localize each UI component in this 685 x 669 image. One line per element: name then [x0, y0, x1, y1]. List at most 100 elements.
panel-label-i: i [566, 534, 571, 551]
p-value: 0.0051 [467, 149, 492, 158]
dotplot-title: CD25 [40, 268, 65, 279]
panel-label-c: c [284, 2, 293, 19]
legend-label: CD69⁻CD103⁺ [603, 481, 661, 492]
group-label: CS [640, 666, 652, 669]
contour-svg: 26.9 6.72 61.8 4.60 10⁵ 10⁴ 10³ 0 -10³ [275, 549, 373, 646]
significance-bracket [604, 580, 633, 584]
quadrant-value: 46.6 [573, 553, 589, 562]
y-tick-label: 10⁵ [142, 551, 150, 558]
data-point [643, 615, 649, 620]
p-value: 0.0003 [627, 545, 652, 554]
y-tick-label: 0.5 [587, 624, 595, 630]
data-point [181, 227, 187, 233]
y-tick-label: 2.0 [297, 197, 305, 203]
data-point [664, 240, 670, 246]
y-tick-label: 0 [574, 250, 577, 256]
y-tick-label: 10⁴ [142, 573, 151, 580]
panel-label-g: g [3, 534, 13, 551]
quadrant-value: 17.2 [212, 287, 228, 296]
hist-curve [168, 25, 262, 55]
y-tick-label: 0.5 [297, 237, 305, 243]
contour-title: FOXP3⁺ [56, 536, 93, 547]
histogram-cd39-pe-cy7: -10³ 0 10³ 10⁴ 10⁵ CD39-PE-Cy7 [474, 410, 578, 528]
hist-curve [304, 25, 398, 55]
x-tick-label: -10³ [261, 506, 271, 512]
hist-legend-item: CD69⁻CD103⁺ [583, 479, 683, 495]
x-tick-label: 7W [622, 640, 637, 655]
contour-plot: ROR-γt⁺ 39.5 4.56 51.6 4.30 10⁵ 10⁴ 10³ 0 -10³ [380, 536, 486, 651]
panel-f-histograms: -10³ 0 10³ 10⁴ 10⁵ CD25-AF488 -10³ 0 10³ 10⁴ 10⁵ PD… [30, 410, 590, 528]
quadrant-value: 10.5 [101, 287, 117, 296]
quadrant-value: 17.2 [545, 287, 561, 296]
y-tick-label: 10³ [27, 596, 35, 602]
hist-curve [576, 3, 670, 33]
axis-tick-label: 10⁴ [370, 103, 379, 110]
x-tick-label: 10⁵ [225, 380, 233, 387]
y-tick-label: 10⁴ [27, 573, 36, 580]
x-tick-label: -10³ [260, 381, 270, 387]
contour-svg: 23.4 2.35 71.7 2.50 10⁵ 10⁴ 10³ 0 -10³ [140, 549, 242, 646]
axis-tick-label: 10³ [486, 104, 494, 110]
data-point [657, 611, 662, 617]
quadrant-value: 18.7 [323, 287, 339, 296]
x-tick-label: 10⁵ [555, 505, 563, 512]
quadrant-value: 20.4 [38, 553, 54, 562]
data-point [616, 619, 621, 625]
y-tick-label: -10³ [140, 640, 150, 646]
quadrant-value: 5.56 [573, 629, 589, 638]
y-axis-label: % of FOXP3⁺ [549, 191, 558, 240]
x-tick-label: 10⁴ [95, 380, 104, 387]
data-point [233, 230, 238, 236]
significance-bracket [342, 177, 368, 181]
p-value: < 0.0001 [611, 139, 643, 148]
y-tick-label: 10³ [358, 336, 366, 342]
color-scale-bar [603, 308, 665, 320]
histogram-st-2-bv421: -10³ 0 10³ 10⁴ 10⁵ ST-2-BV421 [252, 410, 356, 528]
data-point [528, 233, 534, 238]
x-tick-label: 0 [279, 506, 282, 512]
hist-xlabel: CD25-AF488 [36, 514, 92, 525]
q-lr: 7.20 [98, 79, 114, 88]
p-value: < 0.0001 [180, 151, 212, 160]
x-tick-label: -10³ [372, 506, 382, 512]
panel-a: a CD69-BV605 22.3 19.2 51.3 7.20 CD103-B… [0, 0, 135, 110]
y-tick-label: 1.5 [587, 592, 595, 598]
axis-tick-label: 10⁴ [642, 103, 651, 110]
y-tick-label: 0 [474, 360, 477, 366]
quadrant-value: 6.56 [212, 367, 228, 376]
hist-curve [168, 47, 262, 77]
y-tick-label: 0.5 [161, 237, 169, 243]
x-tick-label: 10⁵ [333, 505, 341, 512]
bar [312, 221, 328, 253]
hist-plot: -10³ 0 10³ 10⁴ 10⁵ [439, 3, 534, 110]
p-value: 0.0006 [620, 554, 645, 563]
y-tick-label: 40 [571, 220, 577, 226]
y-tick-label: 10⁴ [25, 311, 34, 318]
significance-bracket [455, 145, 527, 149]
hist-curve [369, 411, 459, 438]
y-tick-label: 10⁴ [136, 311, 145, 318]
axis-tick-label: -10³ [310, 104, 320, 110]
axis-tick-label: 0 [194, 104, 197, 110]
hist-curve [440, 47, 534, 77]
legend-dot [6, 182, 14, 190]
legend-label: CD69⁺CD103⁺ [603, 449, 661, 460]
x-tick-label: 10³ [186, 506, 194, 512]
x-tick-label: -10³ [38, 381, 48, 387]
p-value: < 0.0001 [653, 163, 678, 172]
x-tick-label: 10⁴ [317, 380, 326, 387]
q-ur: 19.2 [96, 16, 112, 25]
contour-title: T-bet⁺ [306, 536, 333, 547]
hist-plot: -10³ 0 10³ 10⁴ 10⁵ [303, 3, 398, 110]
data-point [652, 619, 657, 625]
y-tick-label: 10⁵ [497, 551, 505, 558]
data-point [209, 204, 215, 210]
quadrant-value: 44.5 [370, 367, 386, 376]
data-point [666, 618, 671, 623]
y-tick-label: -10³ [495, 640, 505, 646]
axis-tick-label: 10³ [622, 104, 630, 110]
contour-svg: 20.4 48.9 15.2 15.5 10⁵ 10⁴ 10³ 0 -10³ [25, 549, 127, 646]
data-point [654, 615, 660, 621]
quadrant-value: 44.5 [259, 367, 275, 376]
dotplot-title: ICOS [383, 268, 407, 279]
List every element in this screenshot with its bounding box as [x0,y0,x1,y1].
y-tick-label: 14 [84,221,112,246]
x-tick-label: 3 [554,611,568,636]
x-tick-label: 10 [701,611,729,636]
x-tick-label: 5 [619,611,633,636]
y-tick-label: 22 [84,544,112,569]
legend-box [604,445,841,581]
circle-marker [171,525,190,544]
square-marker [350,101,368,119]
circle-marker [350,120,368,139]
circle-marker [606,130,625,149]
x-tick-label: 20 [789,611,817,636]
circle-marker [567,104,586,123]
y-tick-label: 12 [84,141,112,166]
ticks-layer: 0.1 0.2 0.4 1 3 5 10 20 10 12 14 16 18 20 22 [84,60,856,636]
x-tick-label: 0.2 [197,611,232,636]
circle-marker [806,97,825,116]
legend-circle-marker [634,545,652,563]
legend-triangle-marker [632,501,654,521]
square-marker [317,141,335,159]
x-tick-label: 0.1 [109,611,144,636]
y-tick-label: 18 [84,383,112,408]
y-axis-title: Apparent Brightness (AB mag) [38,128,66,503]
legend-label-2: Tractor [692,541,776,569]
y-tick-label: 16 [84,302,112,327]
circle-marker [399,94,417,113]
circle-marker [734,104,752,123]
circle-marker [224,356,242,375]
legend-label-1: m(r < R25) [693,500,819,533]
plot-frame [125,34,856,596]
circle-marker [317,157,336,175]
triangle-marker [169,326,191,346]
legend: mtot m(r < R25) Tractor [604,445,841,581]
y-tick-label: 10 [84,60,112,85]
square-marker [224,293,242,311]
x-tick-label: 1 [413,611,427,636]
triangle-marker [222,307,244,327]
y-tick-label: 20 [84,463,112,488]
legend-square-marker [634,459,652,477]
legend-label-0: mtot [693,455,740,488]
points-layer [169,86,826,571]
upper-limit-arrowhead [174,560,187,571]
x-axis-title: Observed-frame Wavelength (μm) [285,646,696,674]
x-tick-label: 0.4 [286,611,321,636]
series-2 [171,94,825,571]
────────────────
- _Directive_:
Copy out verbatim everything from the first line of the entries above down to the line containing "hist-legend-item: CD69⁻CD103⁺ [583, 479, 683, 495]", including both of those lines.

- _Written response_:
localize each UI component in this 685 x 669 image. One line per element: name then [x0, y0, x1, y1]. List at most 100 elements.
panel-label-i: i [566, 534, 571, 551]
p-value: 0.0051 [467, 149, 492, 158]
dotplot-title: CD25 [40, 268, 65, 279]
panel-label-c: c [284, 2, 293, 19]
legend-label: CD69⁻CD103⁺ [603, 481, 661, 492]
group-label: CS [640, 666, 652, 669]
contour-svg: 26.9 6.72 61.8 4.60 10⁵ 10⁴ 10³ 0 -10³ [275, 549, 373, 646]
significance-bracket [604, 580, 633, 584]
quadrant-value: 46.6 [573, 553, 589, 562]
y-tick-label: 10⁵ [142, 551, 150, 558]
data-point [643, 615, 649, 620]
p-value: 0.0003 [627, 545, 652, 554]
y-tick-label: 0.5 [587, 624, 595, 630]
data-point [181, 227, 187, 233]
y-tick-label: 2.0 [297, 197, 305, 203]
data-point [664, 240, 670, 246]
y-tick-label: 0 [574, 250, 577, 256]
y-tick-label: 10⁴ [142, 573, 151, 580]
panel-label-g: g [3, 534, 13, 551]
quadrant-value: 17.2 [212, 287, 228, 296]
hist-curve [168, 25, 262, 55]
y-tick-label: 0.5 [297, 237, 305, 243]
contour-title: FOXP3⁺ [56, 536, 93, 547]
histogram-cd39-pe-cy7: -10³ 0 10³ 10⁴ 10⁵ CD39-PE-Cy7 [474, 410, 578, 528]
hist-curve [304, 25, 398, 55]
x-tick-label: -10³ [261, 506, 271, 512]
hist-legend-item: CD69⁻CD103⁺ [583, 479, 683, 495]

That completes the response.